## [Reading text]
=== Begin Enclosure ===

Measuring Clinical Decision Making

Setting

This study was conducted in the context of examination development for two dietetic specialty areas (gerontology and oncology). A total of six different forms were used. These examinations contain a combination of conventional, relatively brief, four-option MCQs, and the more elaborate KFPs.

Item Development

The procedures for developing MCQs and KFPs were similar. Participants were provided a formal orientation in the principles of good item construction, opportunities to familiarize themselves with the content specifications, and opportunities to work with fellow participants to create the items. For each item, considerable emphasis was placed on specifying the linkage of item content to the content specifications and providing a citation from an authoritative reference source. Therefore, each item was linked to a specific task and knowledge from the test specifications and to a page or section of an authoritative reference source. There were numerous opportunities for individual assistance with item development as well as opportunities for review by other participants.

=== End Enclosure ===

## [Data extract]
=== Begin Enclosure ===

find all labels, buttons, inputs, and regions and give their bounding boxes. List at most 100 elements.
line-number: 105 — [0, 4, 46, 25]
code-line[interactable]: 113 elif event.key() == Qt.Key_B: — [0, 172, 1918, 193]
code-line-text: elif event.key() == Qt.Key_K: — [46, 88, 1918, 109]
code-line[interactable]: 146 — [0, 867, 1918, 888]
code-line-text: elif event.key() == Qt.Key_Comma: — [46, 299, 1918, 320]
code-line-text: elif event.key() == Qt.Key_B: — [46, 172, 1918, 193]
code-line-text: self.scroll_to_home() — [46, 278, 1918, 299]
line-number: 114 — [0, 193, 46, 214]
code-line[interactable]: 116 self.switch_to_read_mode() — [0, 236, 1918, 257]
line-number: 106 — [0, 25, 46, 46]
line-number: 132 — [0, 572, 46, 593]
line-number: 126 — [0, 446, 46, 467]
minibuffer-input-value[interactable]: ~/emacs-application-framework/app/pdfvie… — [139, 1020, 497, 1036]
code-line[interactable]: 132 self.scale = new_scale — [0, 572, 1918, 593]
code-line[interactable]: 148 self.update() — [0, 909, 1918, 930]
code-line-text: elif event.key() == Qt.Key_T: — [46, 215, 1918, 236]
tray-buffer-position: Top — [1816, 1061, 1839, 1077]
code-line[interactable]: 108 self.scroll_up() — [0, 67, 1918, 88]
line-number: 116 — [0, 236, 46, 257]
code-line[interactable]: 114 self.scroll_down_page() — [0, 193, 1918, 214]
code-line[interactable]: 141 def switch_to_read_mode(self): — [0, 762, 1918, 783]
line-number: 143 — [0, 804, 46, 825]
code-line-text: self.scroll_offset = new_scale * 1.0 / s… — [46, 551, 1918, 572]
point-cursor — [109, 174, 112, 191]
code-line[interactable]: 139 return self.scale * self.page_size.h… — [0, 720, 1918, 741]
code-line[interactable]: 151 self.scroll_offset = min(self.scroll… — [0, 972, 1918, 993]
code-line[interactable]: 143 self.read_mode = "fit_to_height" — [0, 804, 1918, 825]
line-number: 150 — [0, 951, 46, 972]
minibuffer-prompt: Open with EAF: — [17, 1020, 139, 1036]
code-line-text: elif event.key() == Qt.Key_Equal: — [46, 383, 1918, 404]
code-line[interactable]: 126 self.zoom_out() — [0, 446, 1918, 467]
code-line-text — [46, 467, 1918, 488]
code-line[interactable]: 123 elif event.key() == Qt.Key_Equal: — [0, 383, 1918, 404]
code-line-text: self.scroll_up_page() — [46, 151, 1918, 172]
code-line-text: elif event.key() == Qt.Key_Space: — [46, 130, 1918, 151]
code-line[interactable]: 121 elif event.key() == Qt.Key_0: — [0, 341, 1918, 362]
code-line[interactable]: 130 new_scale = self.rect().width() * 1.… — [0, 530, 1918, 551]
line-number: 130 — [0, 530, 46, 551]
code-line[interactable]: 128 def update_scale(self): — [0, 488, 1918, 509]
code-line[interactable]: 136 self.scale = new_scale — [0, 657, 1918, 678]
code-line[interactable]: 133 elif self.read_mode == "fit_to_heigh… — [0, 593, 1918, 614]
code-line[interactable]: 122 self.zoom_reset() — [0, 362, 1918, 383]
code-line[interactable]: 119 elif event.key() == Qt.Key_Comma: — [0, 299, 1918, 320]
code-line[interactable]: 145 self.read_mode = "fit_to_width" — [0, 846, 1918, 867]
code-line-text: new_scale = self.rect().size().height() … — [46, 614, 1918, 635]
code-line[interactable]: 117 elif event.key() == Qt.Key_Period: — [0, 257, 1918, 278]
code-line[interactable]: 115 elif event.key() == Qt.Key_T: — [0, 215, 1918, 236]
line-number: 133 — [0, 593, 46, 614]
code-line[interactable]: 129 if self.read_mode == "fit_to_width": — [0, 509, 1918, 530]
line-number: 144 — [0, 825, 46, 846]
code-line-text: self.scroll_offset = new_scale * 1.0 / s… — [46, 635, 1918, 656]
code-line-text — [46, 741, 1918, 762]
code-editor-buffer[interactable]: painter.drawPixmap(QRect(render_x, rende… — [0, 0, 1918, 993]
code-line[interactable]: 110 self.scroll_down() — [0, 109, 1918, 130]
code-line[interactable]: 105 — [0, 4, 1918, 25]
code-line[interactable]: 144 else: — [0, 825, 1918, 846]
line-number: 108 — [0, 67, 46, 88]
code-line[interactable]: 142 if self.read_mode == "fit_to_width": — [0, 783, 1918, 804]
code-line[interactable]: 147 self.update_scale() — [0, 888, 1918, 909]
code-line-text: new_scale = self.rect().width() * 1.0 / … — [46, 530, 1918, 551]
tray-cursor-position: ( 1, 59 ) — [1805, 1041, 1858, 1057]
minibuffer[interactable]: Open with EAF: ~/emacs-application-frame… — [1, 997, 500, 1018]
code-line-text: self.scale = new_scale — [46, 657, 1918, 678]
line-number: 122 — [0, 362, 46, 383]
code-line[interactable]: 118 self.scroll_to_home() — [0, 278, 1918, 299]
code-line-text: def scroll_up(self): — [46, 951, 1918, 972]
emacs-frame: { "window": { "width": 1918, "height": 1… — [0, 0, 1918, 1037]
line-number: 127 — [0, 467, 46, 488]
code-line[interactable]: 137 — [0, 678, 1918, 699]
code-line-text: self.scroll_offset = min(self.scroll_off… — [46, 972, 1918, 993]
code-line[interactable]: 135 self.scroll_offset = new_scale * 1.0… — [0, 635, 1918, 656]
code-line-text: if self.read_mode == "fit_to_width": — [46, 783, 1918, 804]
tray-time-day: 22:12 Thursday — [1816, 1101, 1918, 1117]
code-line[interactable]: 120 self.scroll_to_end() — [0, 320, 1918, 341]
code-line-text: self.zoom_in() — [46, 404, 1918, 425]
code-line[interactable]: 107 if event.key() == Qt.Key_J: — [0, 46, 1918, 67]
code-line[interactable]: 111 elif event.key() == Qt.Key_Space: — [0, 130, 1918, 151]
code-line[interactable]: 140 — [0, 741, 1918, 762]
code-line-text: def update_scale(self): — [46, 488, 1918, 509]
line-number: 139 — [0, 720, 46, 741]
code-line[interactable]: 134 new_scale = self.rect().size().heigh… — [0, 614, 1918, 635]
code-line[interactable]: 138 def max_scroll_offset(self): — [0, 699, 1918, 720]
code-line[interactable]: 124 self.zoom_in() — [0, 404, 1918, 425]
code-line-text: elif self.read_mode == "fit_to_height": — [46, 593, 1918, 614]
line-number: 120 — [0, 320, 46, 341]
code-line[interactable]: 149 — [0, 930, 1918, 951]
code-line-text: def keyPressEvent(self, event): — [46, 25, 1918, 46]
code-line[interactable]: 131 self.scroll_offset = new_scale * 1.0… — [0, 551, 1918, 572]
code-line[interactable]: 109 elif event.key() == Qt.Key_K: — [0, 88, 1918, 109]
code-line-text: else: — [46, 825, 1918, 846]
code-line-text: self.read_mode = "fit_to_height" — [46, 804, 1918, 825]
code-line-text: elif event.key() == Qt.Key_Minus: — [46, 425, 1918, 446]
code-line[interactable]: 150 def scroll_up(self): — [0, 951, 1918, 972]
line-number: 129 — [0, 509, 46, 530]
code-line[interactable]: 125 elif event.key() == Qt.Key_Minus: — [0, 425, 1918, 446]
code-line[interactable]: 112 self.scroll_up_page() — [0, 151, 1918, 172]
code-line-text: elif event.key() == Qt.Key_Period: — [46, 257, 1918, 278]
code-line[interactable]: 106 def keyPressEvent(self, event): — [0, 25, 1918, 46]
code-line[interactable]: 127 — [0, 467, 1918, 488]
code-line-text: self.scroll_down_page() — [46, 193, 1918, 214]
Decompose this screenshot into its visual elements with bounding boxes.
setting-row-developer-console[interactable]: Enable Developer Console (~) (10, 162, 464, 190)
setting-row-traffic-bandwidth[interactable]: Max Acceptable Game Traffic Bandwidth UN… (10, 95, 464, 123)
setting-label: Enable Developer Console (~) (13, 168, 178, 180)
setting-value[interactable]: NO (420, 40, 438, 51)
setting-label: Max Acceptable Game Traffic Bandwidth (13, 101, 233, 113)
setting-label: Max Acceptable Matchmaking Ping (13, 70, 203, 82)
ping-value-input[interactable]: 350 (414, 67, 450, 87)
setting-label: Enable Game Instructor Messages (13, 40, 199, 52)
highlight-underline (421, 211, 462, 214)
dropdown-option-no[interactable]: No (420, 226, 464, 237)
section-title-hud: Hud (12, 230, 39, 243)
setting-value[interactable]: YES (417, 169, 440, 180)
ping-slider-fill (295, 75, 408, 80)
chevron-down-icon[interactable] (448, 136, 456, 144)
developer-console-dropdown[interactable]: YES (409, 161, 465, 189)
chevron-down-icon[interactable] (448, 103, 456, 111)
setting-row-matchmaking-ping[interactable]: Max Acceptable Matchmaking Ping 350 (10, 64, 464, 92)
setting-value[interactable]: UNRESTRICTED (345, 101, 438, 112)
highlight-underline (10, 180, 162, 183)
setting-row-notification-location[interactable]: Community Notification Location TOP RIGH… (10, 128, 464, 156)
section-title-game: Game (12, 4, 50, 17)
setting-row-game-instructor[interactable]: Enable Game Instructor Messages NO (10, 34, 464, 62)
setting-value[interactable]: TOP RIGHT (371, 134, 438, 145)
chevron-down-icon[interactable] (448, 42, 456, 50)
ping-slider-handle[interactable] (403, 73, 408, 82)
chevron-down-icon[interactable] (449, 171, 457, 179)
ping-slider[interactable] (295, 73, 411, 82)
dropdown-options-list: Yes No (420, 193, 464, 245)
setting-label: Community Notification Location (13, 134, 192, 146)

=== End Enclosure ===

## [Exercise description]
In the text on measuring clinical decision making, which two dietetic specialty areas were the examinations developed for?

## [Answer]
Gerontology and oncology.